WORK TO COMPLETE → Drop every picture, then transcribe the remaining data exactly.

INPUT DATA →
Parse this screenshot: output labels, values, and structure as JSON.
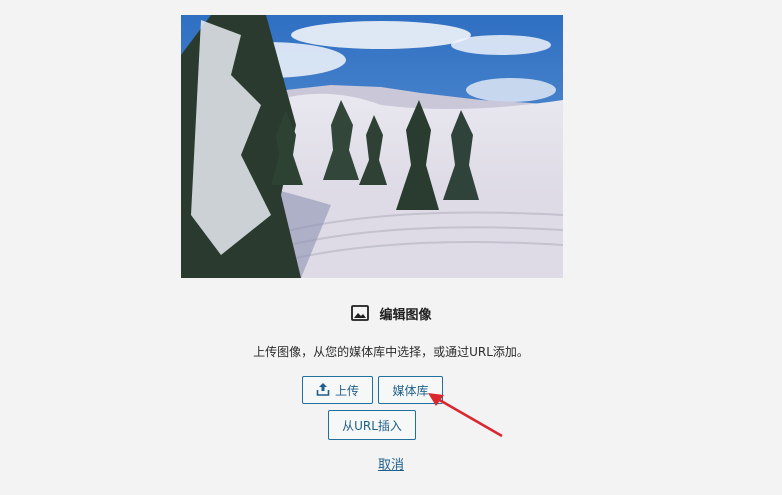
{
  "image_placeholder": {
    "title": "编辑图像",
    "title_icon": "image-icon",
    "instructions": "上传图像，从您的媒体库中选择，或通过URL添加。",
    "buttons": {
      "upload_label": "上传",
      "upload_icon": "upload-icon",
      "media_library_label": "媒体库",
      "url_insert_label": "从URL插入"
    },
    "cancel_label": "取消"
  },
  "colors": {
    "accent": "#1f6f9f",
    "annotation_arrow": "#d9272e",
    "background": "#f3f3f3"
  }
}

TASK RESPONSE →
Parse this screenshot: output labels, values, and structure as JSON.
{
  "image_placeholder": {
    "title": "编辑图像",
    "title_icon": "image-icon",
    "instructions": "上传图像，从您的媒体库中选择，或通过URL添加。",
    "buttons": {
      "upload_label": "上传",
      "upload_icon": "upload-icon",
      "media_library_label": "媒体库",
      "url_insert_label": "从URL插入"
    },
    "cancel_label": "取消"
  },
  "colors": {
    "accent": "#1f6f9f",
    "annotation_arrow": "#d9272e",
    "background": "#f3f3f3"
  }
}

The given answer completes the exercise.